• [Given request]:
Put every line of the items below into a Markdown table with two columns, No. and Item line, numbering the rows and skipping blank lines. Leave the pictures out.

------------------------------

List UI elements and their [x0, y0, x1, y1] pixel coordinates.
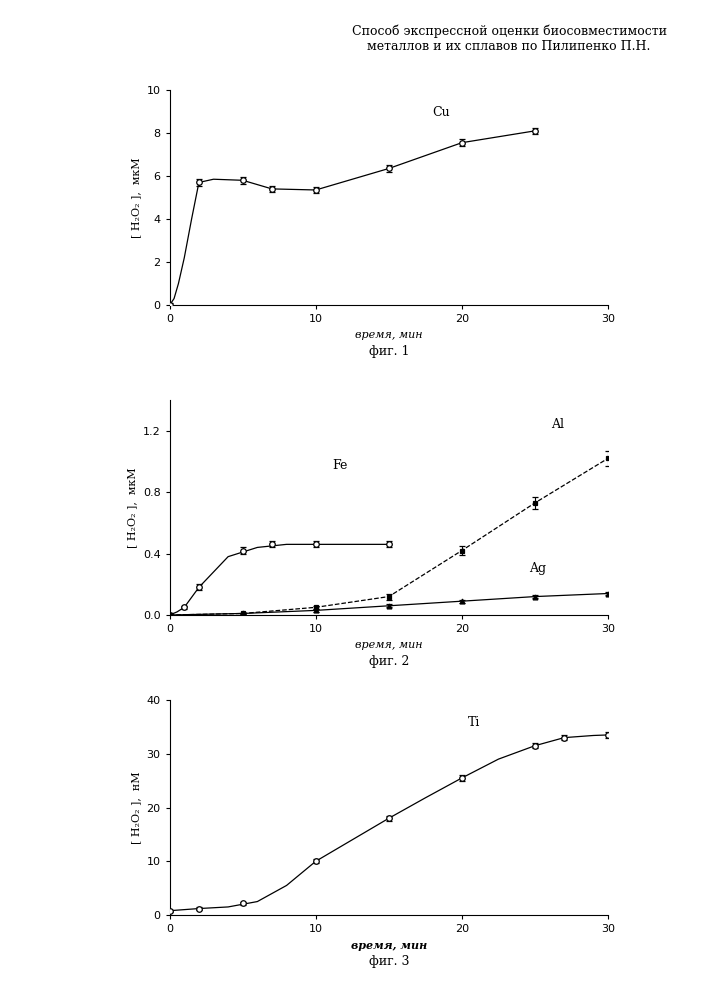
Text: Способ экспрессной оценки биосовместимости
металлов и их сплавов по Пилипенко П.: Способ экспрессной оценки биосовместимос…	[351, 25, 667, 53]
Text: Ti: Ti	[468, 716, 480, 729]
Y-axis label: [ H₂O₂ ],  мкМ: [ H₂O₂ ], мкМ	[127, 467, 137, 548]
Text: Ag: Ag	[529, 562, 547, 575]
Y-axis label: [ H₂O₂ ],  нМ: [ H₂O₂ ], нМ	[131, 771, 141, 844]
Text: фиг. 3: фиг. 3	[368, 955, 409, 968]
Text: фиг. 1: фиг. 1	[368, 345, 409, 358]
Text: фиг. 2: фиг. 2	[368, 655, 409, 668]
Text: Al: Al	[551, 418, 564, 431]
X-axis label: время, мин: время, мин	[355, 640, 423, 650]
X-axis label: время, мин: время, мин	[351, 940, 427, 951]
Y-axis label: [ H₂O₂ ],  мкМ: [ H₂O₂ ], мкМ	[131, 157, 141, 238]
Text: Fe: Fe	[332, 459, 347, 472]
Text: Cu: Cu	[433, 106, 450, 119]
X-axis label: время, мин: время, мин	[355, 330, 423, 340]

------------------------------

• [Task result]:
| No. | Item line |
|---|---|
| 1 | List UI elements and their [x0, y0, x1, y1] pixel coordinates. |
| 2 | Text: Способ экспрессной оценки биосовместимости |
| 3 | металлов и их сплавов по Пилипенко П.: Способ экспрессной оценки биосовместимос…	[351, 25, 667, 53] |
| 4 | Text: Ti: Ti	[468, 716, 480, 729] |
| 5 | Y-axis label: [ H₂O₂ ],  мкМ: [ H₂O₂ ], мкМ	[127, 467, 137, 548] |
| 6 | Text: Ag: Ag	[529, 562, 547, 575] |
| 7 | Y-axis label: [ H₂O₂ ],  нМ: [ H₂O₂ ], нМ	[131, 771, 141, 844] |
| 8 | Text: фиг. 3: фиг. 3	[368, 955, 409, 968] |
| 9 | Text: фиг. 1: фиг. 1	[368, 345, 409, 358] |
| 10 | Text: фиг. 2: фиг. 2	[368, 655, 409, 668] |
| 11 | Text: Al: Al	[551, 418, 564, 431] |
| 12 | X-axis label: время, мин: время, мин	[355, 640, 423, 650] |
| 13 | X-axis label: время, мин: время, мин	[351, 940, 427, 951] |
| 14 | Y-axis label: [ H₂O₂ ],  мкМ: [ H₂O₂ ], мкМ	[131, 157, 141, 238] |
| 15 | Text: Fe: Fe	[332, 459, 347, 472] |
| 16 | Text: Cu: Cu	[433, 106, 450, 119] |
| 17 | X-axis label: время, мин: время, мин	[355, 330, 423, 340] |